:: Work to be completed ::
List all the lines in these records that hold "History".

:: Rows ::
★ ★ ★ ★

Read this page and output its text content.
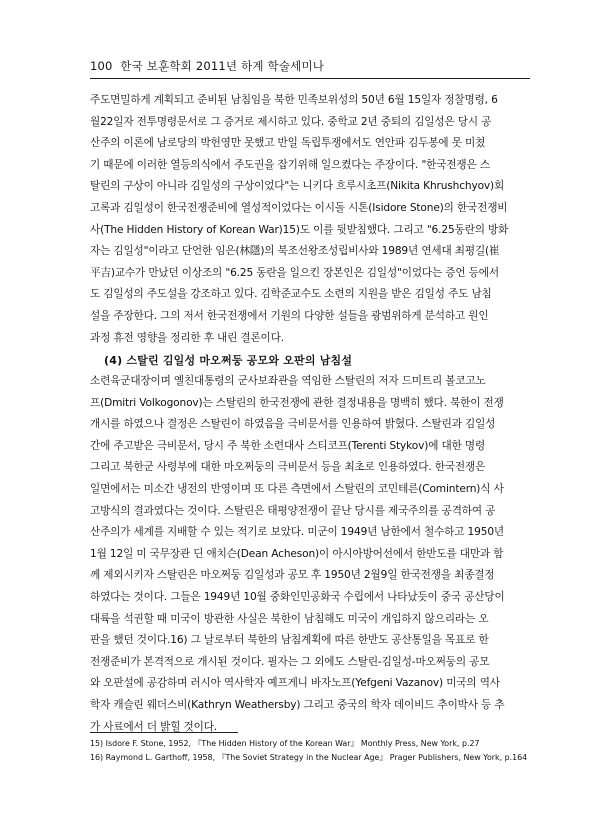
100 한국 보훈학회 2011년 하계 학술세미나
주도면밀하게 계획되고 준비된 남침임을 북한 민족보위성의 50년 6월 15일자 정찰명령, 6
월22일자 전투명령문서로 그 증거로 제시하고 있다. 중학교 2년 중퇴의 김일성은 당시 공
산주의 이론에 남로당의 박헌영만 못했고 반일 독립투쟁에서도 연안파 김두봉에 못 미쳤
기 때문에 이러한 열등의식에서 주도권을 잡기위해 일으켰다는 주장이다. "한국전쟁은 스
탈린의 구상이 아니라 김일성의 구상이었다"는 니키다 흐루시초프(Nikita Khrushchyov)회
고록과 김일성이 한국전쟁준비에 열성적이었다는 이시돌 시톤(Isidore Stone)의 한국전쟁비
사(The Hidden History of Korean War)15)도 이를 뒷받침했다. 그리고 "6.25동란의 방화
자는 김일성"이라고 단언한 임은(林隱)의 북조선왕조성립비사와 1989년 연세대 최평길(崔
平吉)교수가 만났던 이상조의 "6.25 동란을 일으킨 장본인은 김일성"이었다는 증언 등에서
도 김일성의 주도설을 강조하고 있다. 김학준교수도 소련의 지원을 받은 김일성 주도 남침
설을 주장한다. 그의 저서 한국전쟁에서 기원의 다양한 설들을 광범위하게 분석하고 원인
과정 휴전 영향을 정리한 후 내린 결론이다.
(4) 스탈린 김일성 마오쩌둥 공모와 오판의 남침설
소련육군대장이며 옐친대통령의 군사보좌관을 역임한 스탈린의 저자 드미트리 볼코고노
프(Dmitri Volkogonov)는 스탈린의 한국전쟁에 관한 결정내용을 명백히 했다. 북한이 전쟁
개시를 하였으나 결정은 스탈린이 하였음을 극비문서를 인용하여 밝혔다. 스탈린과 김일성
간에 주고받은 극비문서, 당시 주 북한 소련대사 스티코프(Terenti Stykov)에 대한 명령
그리고 북한군 사령부에 대한 마오쩌둥의 극비문서 등을 최초로 인용하였다. 한국전쟁은
일면에서는 미소간 냉전의 반영이며 또 다른 측면에서 스탈린의 코민테른(Comintern)식 사
고방식의 결과였다는 것이다. 스탈린은 태평양전쟁이 끝난 당시를 제국주의를 공격하여 공
산주의가 세계를 지배할 수 있는 적기로 보았다. 미군이 1949년 남한에서 철수하고 1950년
1월 12일 미 국무장관 딘 애치슨(Dean Acheson)이 아시아방어선에서 한반도를 대만과 함
께 제외시키자 스탈린은 마오쩌둥 김일성과 공모 후 1950년 2월9일 한국전쟁을 최종결정
하였다는 것이다. 그들은 1949년 10월 중화인민공화국 수립에서 나타났듯이 중국 공산당이
대륙을 석권할 때 미국이 방관한 사실은 북한이 남침해도 미국이 개입하지 않으리라는 오
판을 했던 것이다.16) 그 날로부터 북한의 남침계획에 따른 한반도 공산통일을 목표로 한
전쟁준비가 본격적으로 개시된 것이다. 필자는 그 외에도 스탈린-김일성-마오쩌둥의 공모
와 오판설에 공감하며 러시아 역사학자 예프게니 바자노프(Yefgeni Vazanov) 미국의 역사
학자 캐슬린 웨더스비(Kathryn Weathersby) 그리고 중국의 학자 데이비드 추이박사 등 추
가 사료에서 더 밝힐 것이다.
15) Isdore F. Stone, 1952, 『The Hidden History of the Korean War』 Monthly Press, New York, p.27
16) Raymond L. Garthoff, 1958, 『The Soviet Strategy in the Nuclear Age』 Prager Publishers, New York, p.164
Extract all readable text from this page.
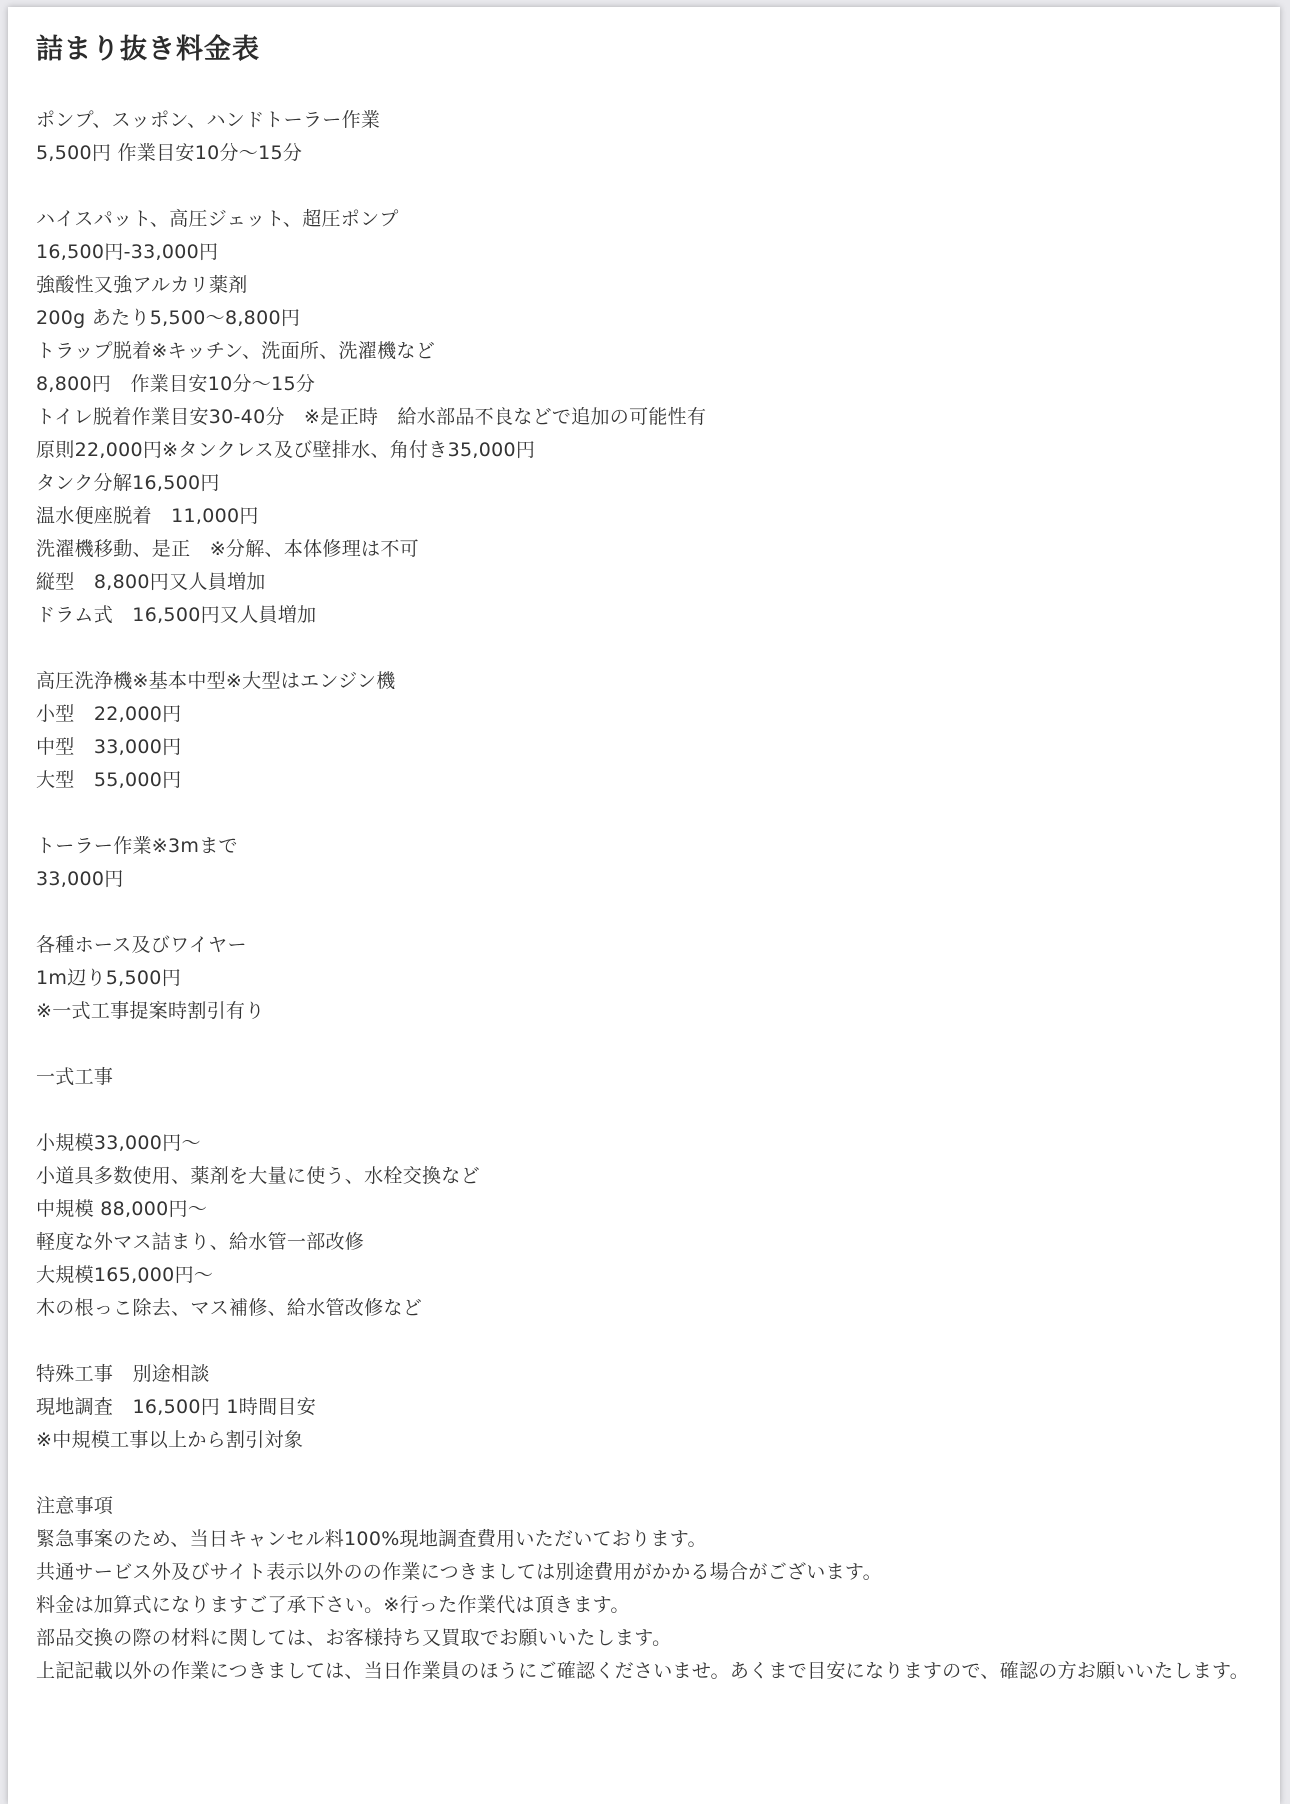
詰まり抜き料金表
ポンプ、スッポン、ハンドトーラー作業
5,500円 作業目安10分〜15分
ハイスパット、高圧ジェット、超圧ポンプ
16,500円-33,000円
強酸性又強アルカリ薬剤
200g あたり5,500〜8,800円
トラップ脱着※キッチン、洗面所、洗濯機など
8,800円　作業目安10分〜15分
トイレ脱着作業目安30-40分　※是正時　給水部品不良などで追加の可能性有
原則22,000円※タンクレス及び壁排水、角付き35,000円
タンク分解16,500円
温水便座脱着　11,000円
洗濯機移動、是正　※分解、本体修理は不可
縦型　8,800円又人員増加
ドラム式　16,500円又人員増加
高圧洗浄機※基本中型※大型はエンジン機
小型　22,000円
中型　33,000円
大型　55,000円
トーラー作業※3mまで
33,000円
各種ホース及びワイヤー
1m辺り5,500円
※一式工事提案時割引有り
一式工事
小規模33,000円〜
小道具多数使用、薬剤を大量に使う、水栓交換など
中規模 88,000円〜
軽度な外マス詰まり、給水管一部改修
大規模165,000円〜
木の根っこ除去、マス補修、給水管改修など
特殊工事　別途相談
現地調査　16,500円 1時間目安
※中規模工事以上から割引対象
注意事項
緊急事案のため、当日キャンセル料100%現地調査費用いただいております。
共通サービス外及びサイト表示以外のの作業につきましては別途費用がかかる場合がございます。
料金は加算式になりますご了承下さい。※行った作業代は頂きます。
部品交換の際の材料に関しては、お客様持ち又買取でお願いいたします。
上記記載以外の作業につきましては、当日作業員のほうにご確認くださいませ。あくまで目安になりますので、確認の方お願いいたします。
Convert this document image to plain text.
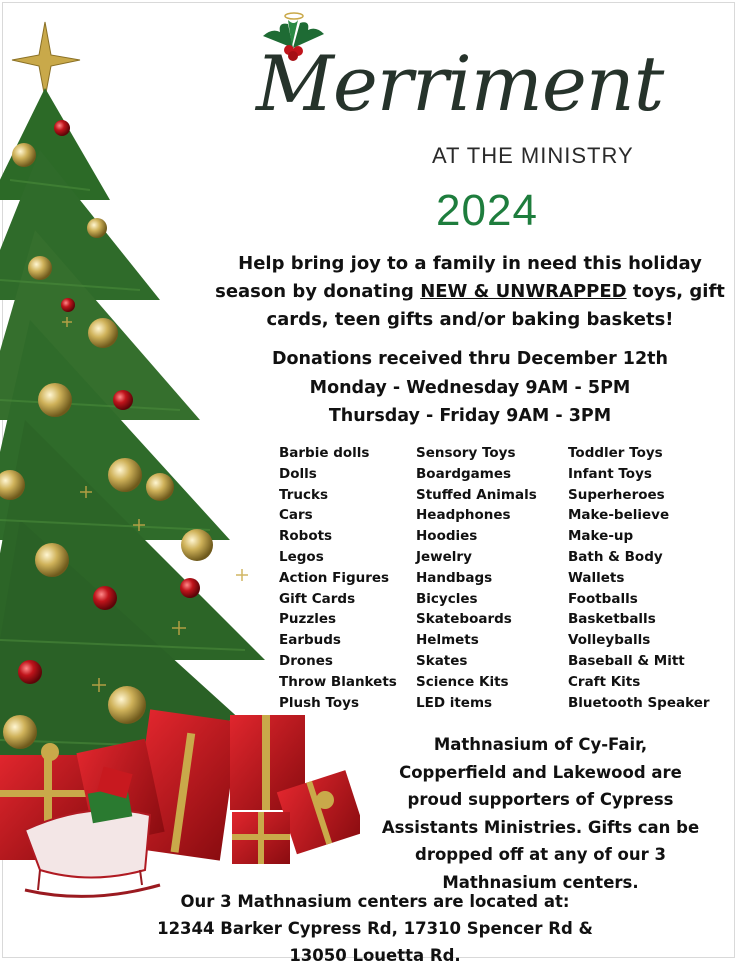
Merriment
AT THE MINISTRY
2024
Help bring joy to a family in need this holiday season by donating NEW & UNWRAPPED toys, gift cards, teen gifts and/or baking baskets!
Donations received thru December 12th
Monday - Wednesday 9AM - 5PM
Thursday - Friday 9AM - 3PM
Barbie dolls
Dolls
Trucks
Cars
Robots
Legos
Action Figures
Gift Cards
Puzzles
Earbuds
Drones
Throw Blankets
Plush Toys
Sensory Toys
Boardgames
Stuffed Animals
Headphones
Hoodies
Jewelry
Handbags
Bicycles
Skateboards
Helmets
Skates
Science Kits
LED items
Toddler Toys
Infant Toys
Superheroes
Make-believe
Make-up
Bath & Body
Wallets
Footballs
Basketballs
Volleyballs
Baseball & Mitt
Craft Kits
Bluetooth Speaker
Mathnasium of Cy-Fair,
Copperfield and Lakewood are
proud supporters of Cypress
Assistants Ministries. Gifts can be
dropped off at any of our 3
Mathnasium centers.
Our 3 Mathnasium centers are located at:
12344 Barker Cypress Rd, 17310 Spencer Rd &
13050 Louetta Rd.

★ ★ ★ ★

:: Task solution ::
사(The Hidden History of Korean War)15)도 이를 뒷받침했다. 그리고 "6.25동란의 방화
15) Isdore F. Stone, 1952, 『The Hidden History of the Korean War』 Monthly Press, New York, p.27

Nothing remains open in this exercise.